++++ 課題文

新NISAが始まりましたが、一般の金融リテラシーは高いとは言えません。
詐欺やスマホ決済、カード決済が増える中で、子供の金融リテラシーは重要な問題です。
アメリカ人の金融教育はどうなっているのでしょうか。
パックンは、子供と買い物に行くときに、「今日の料理はスキヤキだ。全部でいくらくらいかかると思う?」と初めに問いかけたりするそうです。この家を買うのにいくらかかったと思うと聞くと、子供は「1万円くらいかなあ。」と応えたそうです。
一方で厚切りジェイソンは、年末の貯金残高に対して、10%の利子をつけてあげるそうです。
子供の金融教育は重要ですが、カリフォルニアでは高校の金融教育について論争があるようです。
K-12 EDUCATIONの記事を読んで見ましょう。以下は拙訳です。
California could require kids to learn how to manage money. Should voters decide curriculum?
カリフォルニア州は子供たちにお金の管理方法を学ばせることができる。有権者はカリキュラムを決めるべきか?
学校のカリキュラムは通常、教育の専門家の権限であるが、この秋、カリフォルニア州の有権者によって決定される可能性がある。有権者は、高校生に個人的な金銭管理のための1学期の授業という新たな要件を追加するかどうかを投票する。

++++++++
++++ 提供データ

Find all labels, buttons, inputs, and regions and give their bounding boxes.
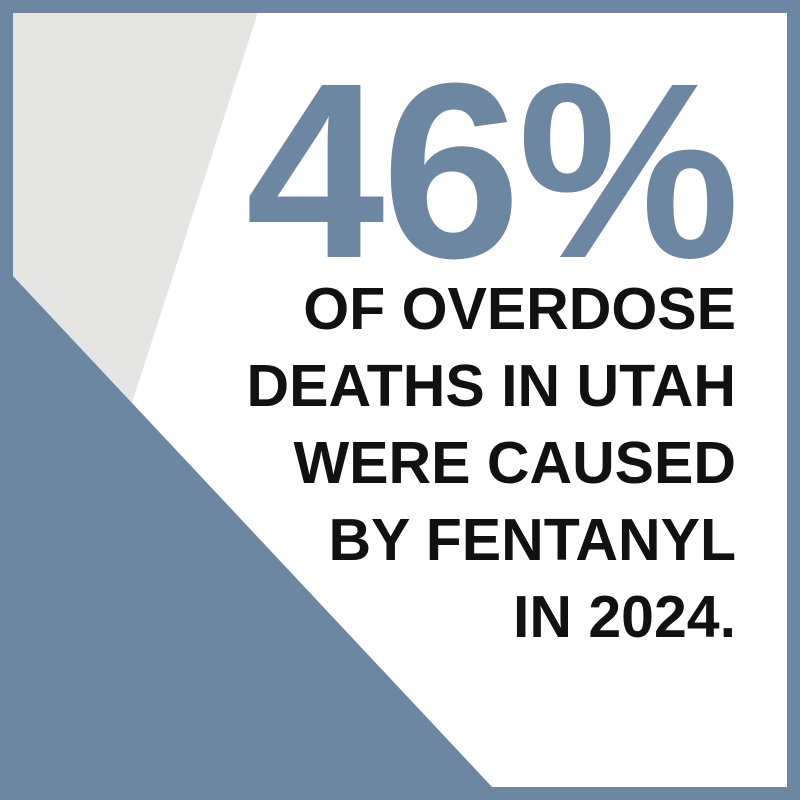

++++++++
++++ 提供データ

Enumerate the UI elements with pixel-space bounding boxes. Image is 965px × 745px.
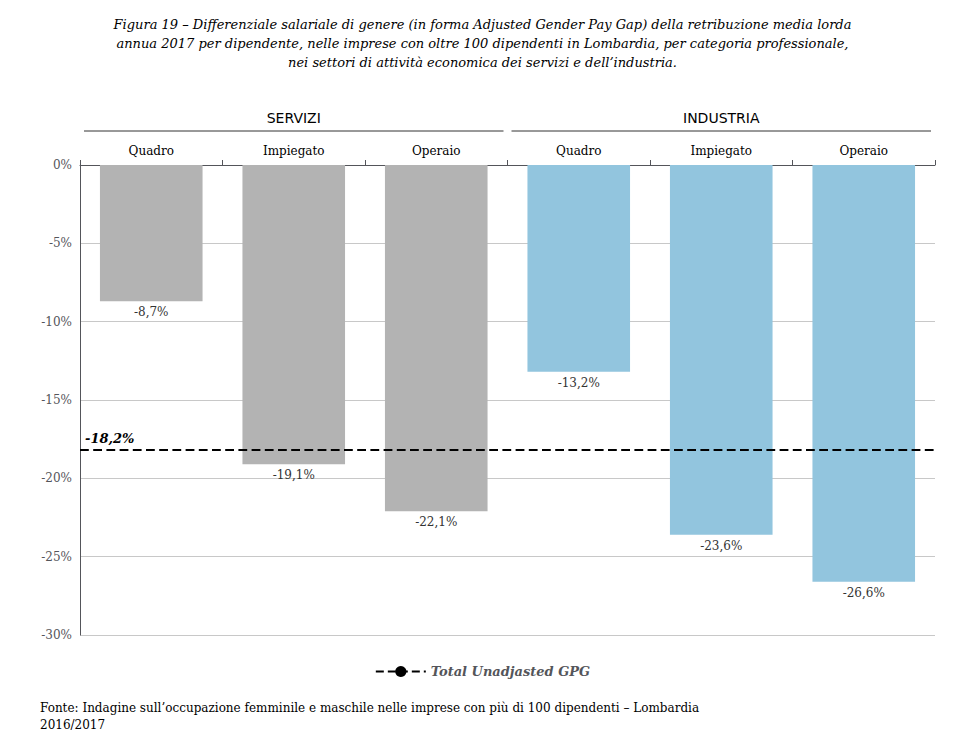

++++++++
++++ 提供データ

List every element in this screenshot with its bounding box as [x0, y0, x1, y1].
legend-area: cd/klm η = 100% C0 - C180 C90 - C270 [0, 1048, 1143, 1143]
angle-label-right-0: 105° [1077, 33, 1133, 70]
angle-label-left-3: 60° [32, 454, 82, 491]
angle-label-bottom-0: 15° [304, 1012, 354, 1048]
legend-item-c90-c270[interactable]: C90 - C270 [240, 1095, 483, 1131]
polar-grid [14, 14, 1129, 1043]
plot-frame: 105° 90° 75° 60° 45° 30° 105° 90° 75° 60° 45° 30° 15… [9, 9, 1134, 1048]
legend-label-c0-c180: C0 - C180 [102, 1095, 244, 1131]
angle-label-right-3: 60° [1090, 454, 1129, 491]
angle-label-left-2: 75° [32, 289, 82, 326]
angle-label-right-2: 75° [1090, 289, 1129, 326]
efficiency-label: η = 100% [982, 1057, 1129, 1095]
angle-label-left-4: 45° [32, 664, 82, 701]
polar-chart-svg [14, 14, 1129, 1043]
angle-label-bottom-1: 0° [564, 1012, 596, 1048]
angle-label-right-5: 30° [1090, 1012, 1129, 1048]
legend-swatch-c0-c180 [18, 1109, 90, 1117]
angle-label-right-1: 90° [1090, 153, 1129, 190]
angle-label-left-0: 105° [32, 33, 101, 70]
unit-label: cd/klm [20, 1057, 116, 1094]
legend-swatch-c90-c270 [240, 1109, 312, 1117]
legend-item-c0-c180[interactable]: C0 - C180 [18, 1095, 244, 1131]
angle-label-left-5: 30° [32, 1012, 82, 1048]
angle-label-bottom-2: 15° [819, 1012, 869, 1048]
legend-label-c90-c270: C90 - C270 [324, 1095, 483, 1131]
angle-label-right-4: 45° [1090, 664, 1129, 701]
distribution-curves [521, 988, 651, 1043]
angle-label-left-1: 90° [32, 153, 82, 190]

++++++++

問題 1 -
金融教育についての文章で、増えているとされているものをすべて挙げてください。
問題 2 -
金融教育についての文章をもとに、次の問いに答えてください。
(a) パックンが子供と買い物に行くときに挙げた、その日の料理は何ですか。
(b) 厚切りジェイソンは、年末の貯金残高に対して何%の利子をつけますか。
(c) カリフォルニア州の有権者が追加するかどうかを投票する授業は、どれだけの期間のものですか。
問題 3 -
金融教育についての文章の続きを、最後の文のあとから書いてください。
記録を使わなくても答えられます。

最終解答 1 -
詐欺、スマホ決済、カード決済

最終解答 2 -
(a) スキヤキ
(b) 10%
(c) 1学期

最終解答 3 -
カリフォルニア州の州務長官は、「カリフォルニア・パーソナル・ファイナンス法」が11月の投票に適格であることを証明する構えだ。
生徒たちは、大学の学費、オンライン・バンキング、税金、予算管理、クレジット、退職金、ローン、株式市場の仕組みなどについて学ぶことになる。この問題は、学生たちが移り変わる経済や、大学、キャリア、将来についての難しい決断に直面する中で、非常に重要であると主催者は述べた。
「誰もクレジット・スコアの管理方法を知らずに生まれてくる」と、個人金融教育非営利団体の共同設立者であり、このイニシアチブの主要後援者であるティム・ランゼッタ氏は言う。「そして今、学生たちが知っていることと、知るべきことの間には劇的なギャップがある。それを変えなければならない」。
有権者は彼に同意しているようだ。2022年に全国の成人を対象に実施された調査によると、90%近くが高校での金融リテラシーの必修化を支持しており、ほぼ同数の人が学生時代に金融リテラシーの授業を受けたかったと思っている。
多くの人々が経済的な苦境に立たされていることを考えれば、これは驚くべきことではない。カリフォルニア州の平均クレジットカード負債額は8,366ドルで、これは全米で6番目に高い。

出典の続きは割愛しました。